WRITTEN REQUEST: Pull every line of the entries that has the word "grid".

**** DATASET EXTRACT ****

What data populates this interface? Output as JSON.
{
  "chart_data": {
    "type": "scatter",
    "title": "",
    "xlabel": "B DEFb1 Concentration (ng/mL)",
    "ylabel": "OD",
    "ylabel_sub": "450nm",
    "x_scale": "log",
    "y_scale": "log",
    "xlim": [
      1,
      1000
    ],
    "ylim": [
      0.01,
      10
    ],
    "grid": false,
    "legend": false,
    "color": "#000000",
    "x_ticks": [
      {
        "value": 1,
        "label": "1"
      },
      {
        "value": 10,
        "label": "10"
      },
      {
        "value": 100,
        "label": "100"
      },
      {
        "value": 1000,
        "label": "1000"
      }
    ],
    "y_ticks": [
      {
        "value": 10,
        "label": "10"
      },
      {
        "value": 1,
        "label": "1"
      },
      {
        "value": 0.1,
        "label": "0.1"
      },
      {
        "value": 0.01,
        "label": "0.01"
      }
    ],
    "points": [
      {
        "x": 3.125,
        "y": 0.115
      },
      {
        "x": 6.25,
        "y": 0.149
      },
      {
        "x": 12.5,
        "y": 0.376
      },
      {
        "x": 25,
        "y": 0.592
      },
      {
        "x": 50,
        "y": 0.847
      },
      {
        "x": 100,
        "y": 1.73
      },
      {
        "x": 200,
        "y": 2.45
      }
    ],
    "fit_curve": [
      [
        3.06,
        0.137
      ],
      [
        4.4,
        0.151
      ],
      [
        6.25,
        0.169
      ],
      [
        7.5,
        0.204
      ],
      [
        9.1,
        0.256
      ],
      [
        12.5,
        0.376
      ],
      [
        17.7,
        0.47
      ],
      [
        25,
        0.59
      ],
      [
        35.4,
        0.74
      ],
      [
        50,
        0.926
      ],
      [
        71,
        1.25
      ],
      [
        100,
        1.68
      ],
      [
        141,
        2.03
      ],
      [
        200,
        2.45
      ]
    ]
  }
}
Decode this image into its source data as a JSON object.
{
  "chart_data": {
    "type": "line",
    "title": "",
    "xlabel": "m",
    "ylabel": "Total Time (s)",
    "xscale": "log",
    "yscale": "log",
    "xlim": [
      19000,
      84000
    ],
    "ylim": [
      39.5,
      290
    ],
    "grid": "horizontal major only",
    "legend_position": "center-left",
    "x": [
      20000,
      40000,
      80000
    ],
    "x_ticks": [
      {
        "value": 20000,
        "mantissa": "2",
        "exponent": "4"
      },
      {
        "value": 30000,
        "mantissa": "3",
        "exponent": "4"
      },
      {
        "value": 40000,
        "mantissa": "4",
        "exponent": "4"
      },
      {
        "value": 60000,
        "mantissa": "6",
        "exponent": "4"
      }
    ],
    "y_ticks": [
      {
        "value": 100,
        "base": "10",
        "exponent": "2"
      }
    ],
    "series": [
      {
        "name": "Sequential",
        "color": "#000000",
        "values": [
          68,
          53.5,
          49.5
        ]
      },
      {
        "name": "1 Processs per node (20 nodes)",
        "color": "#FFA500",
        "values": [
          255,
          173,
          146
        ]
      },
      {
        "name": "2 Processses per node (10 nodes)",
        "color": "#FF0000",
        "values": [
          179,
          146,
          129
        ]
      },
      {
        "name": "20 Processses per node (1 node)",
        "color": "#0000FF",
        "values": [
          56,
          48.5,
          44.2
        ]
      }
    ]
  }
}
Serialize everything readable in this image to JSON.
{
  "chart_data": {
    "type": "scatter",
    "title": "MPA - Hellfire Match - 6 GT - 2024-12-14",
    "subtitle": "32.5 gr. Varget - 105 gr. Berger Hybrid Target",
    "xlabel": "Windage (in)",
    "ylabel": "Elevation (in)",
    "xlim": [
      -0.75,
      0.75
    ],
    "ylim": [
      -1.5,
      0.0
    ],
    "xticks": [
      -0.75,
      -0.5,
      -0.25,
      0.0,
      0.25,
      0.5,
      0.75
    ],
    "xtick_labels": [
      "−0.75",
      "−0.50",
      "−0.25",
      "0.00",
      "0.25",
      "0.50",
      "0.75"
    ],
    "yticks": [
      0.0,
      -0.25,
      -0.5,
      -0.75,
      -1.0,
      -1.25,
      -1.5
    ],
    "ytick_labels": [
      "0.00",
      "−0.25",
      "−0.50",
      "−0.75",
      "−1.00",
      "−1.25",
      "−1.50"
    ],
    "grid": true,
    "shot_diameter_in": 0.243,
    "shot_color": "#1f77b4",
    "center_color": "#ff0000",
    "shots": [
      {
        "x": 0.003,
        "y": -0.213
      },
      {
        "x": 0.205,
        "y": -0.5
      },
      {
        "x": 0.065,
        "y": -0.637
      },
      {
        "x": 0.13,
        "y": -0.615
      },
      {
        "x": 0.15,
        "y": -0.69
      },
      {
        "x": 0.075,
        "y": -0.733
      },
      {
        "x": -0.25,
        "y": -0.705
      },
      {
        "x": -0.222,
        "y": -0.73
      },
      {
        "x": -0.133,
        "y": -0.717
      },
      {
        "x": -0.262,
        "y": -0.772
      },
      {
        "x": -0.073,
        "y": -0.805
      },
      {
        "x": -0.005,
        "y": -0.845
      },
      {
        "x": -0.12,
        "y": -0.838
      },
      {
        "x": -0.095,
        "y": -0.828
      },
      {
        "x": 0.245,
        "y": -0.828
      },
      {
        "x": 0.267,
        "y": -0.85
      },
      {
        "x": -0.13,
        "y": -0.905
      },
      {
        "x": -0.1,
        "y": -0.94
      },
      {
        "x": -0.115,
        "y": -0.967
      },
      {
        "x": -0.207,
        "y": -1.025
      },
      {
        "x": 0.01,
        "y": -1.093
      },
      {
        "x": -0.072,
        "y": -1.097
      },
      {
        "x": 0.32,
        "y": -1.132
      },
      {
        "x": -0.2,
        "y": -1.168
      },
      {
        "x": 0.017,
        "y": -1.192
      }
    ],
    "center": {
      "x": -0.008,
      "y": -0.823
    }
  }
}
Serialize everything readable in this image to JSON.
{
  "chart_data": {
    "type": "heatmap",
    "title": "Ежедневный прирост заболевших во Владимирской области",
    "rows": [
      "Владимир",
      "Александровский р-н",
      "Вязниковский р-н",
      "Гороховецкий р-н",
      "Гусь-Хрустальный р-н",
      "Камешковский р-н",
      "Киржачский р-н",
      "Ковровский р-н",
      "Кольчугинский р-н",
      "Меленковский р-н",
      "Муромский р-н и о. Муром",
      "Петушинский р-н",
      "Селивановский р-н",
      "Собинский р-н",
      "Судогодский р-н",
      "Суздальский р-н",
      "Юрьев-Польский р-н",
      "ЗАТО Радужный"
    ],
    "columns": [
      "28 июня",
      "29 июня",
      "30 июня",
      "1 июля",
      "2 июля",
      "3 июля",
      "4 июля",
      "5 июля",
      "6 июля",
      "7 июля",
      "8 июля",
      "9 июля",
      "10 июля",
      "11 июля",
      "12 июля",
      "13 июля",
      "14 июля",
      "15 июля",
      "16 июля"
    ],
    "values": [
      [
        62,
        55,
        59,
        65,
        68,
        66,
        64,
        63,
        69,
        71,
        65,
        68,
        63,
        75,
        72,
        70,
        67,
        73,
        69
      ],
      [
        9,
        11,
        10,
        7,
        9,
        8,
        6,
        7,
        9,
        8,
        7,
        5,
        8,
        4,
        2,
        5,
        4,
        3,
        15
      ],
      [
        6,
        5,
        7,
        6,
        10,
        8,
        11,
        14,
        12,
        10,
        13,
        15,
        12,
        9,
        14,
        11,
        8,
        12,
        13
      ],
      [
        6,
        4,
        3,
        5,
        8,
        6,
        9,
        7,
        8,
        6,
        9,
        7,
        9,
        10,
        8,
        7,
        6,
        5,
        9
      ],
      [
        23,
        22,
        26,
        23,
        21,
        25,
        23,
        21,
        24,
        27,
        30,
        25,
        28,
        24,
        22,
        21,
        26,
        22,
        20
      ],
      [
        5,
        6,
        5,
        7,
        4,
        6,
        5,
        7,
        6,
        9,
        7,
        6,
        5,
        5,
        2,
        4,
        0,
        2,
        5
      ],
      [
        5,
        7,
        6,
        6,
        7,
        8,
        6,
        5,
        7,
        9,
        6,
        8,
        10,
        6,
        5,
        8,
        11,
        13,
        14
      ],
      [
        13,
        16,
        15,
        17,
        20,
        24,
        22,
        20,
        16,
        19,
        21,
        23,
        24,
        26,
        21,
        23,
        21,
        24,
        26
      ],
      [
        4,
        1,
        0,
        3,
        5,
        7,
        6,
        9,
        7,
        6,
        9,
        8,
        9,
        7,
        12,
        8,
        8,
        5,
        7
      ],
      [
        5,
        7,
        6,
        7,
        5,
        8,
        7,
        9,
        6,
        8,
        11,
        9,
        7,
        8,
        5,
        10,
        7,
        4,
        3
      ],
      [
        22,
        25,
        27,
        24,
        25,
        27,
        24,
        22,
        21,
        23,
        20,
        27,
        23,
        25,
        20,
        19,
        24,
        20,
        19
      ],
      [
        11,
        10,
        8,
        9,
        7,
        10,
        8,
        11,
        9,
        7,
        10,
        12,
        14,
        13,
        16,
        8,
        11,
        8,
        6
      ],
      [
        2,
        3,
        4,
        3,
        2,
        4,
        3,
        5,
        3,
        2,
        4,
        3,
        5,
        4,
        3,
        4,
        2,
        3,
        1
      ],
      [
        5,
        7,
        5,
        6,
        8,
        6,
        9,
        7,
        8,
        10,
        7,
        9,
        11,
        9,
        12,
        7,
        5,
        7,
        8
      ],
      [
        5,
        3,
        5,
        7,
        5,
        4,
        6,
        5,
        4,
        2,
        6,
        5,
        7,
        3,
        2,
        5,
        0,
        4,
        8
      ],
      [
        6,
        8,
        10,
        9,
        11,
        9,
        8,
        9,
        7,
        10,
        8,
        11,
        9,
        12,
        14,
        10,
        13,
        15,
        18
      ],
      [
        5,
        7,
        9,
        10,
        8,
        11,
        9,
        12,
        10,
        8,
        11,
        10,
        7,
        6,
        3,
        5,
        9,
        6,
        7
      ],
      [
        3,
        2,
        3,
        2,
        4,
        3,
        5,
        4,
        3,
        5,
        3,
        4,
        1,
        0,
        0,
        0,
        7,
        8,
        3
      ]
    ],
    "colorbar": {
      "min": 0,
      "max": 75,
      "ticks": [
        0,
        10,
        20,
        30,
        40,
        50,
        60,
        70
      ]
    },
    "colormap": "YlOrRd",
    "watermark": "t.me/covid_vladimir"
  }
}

****

EXPECTED ANSWER:
    "grid": false,
    "grid": "horizontal major only",
    "grid": true,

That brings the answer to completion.